* Instruction: From the listing that follows, output everything exactly except the pictures.

* Dataset:
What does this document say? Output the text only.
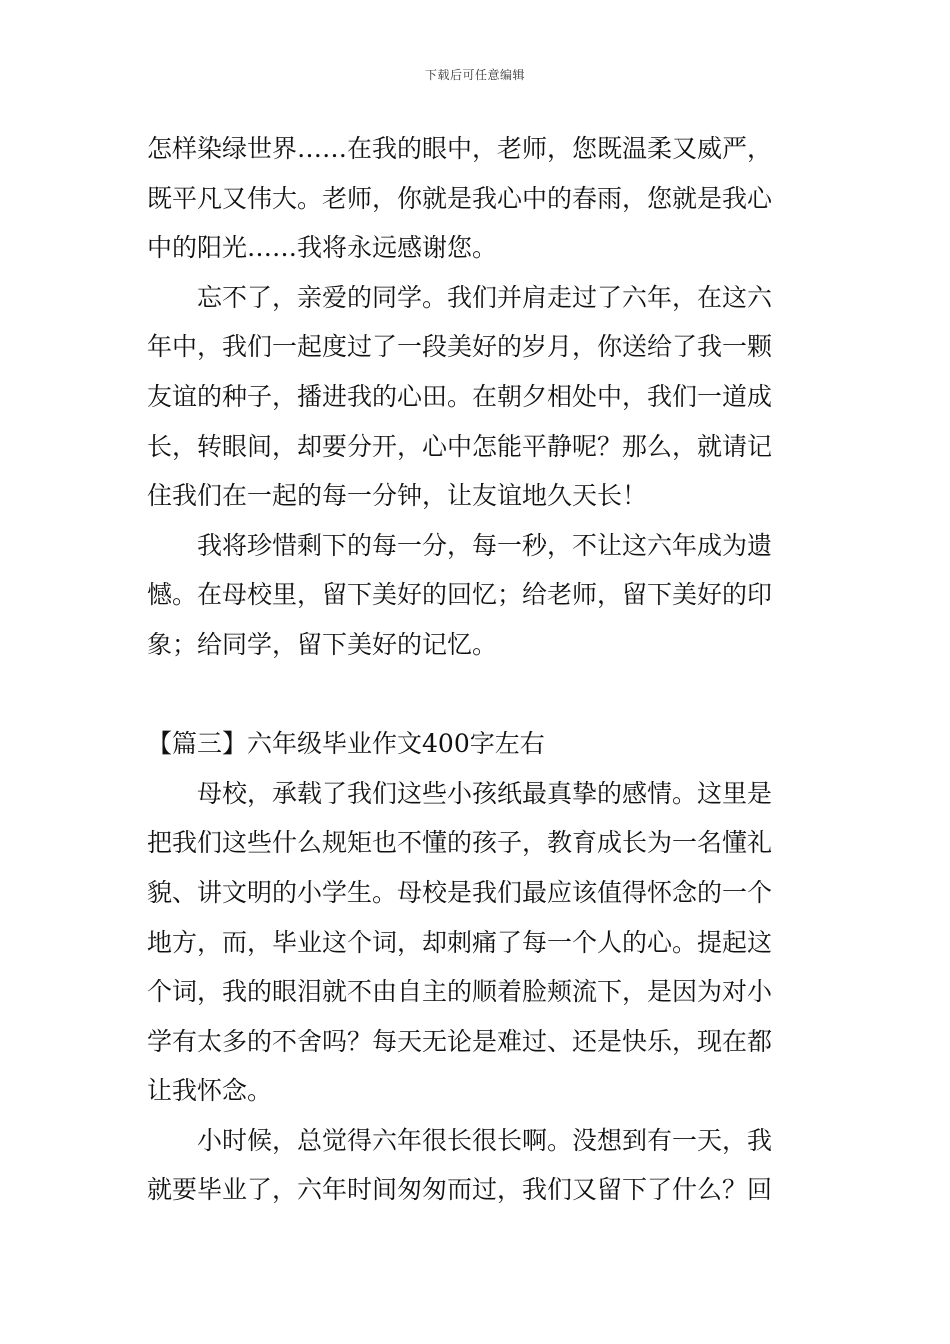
下载后可任意编辑
怎样染绿世界……在我的眼中，老师，您既温柔又威严，
既平凡又伟大。老师，你就是我心中的春雨，您就是我心
中的阳光……我将永远感谢您。
忘不了，亲爱的同学。我们并肩走过了六年，在这六
年中，我们一起度过了一段美好的岁月，你送给了我一颗
友谊的种子，播进我的心田。在朝夕相处中，我们一道成
长，转眼间，却要分开，心中怎能平静呢？那么，就请记
住我们在一起的每一分钟，让友谊地久天长！
我将珍惜剩下的每一分，每一秒，不让这六年成为遗
憾。在母校里，留下美好的回忆；给老师，留下美好的印
象；给同学，留下美好的记忆。
【篇三】六年级毕业作文400字左右
母校，承载了我们这些小孩纸最真挚的感情。这里是
把我们这些什么规矩也不懂的孩子，教育成长为一名懂礼
貌、讲文明的小学生。母校是我们最应该值得怀念的一个
地方，而，毕业这个词，却刺痛了每一个人的心。提起这
个词，我的眼泪就不由自主的顺着脸颊流下，是因为对小
学有太多的不舍吗？每天无论是难过、还是快乐，现在都
让我怀念。
小时候，总觉得六年很长很长啊。没想到有一天，我
就要毕业了，六年时间匆匆而过，我们又留下了什么？回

* Output for this exercise:
What does this document say? Output the text only.
下载后可任意编辑
怎样染绿世界……在我的眼中，老师，您既温柔又威严，
既平凡又伟大。老师，你就是我心中的春雨，您就是我心
中的阳光……我将永远感谢您。
忘不了，亲爱的同学。我们并肩走过了六年，在这六
年中，我们一起度过了一段美好的岁月，你送给了我一颗
友谊的种子，播进我的心田。在朝夕相处中，我们一道成
长，转眼间，却要分开，心中怎能平静呢？那么，就请记
住我们在一起的每一分钟，让友谊地久天长！
我将珍惜剩下的每一分，每一秒，不让这六年成为遗
憾。在母校里，留下美好的回忆；给老师，留下美好的印
象；给同学，留下美好的记忆。
【篇三】六年级毕业作文400字左右
母校，承载了我们这些小孩纸最真挚的感情。这里是
把我们这些什么规矩也不懂的孩子，教育成长为一名懂礼
貌、讲文明的小学生。母校是我们最应该值得怀念的一个
地方，而，毕业这个词，却刺痛了每一个人的心。提起这
个词，我的眼泪就不由自主的顺着脸颊流下，是因为对小
学有太多的不舍吗？每天无论是难过、还是快乐，现在都
让我怀念。
小时候，总觉得六年很长很长啊。没想到有一天，我
就要毕业了，六年时间匆匆而过，我们又留下了什么？回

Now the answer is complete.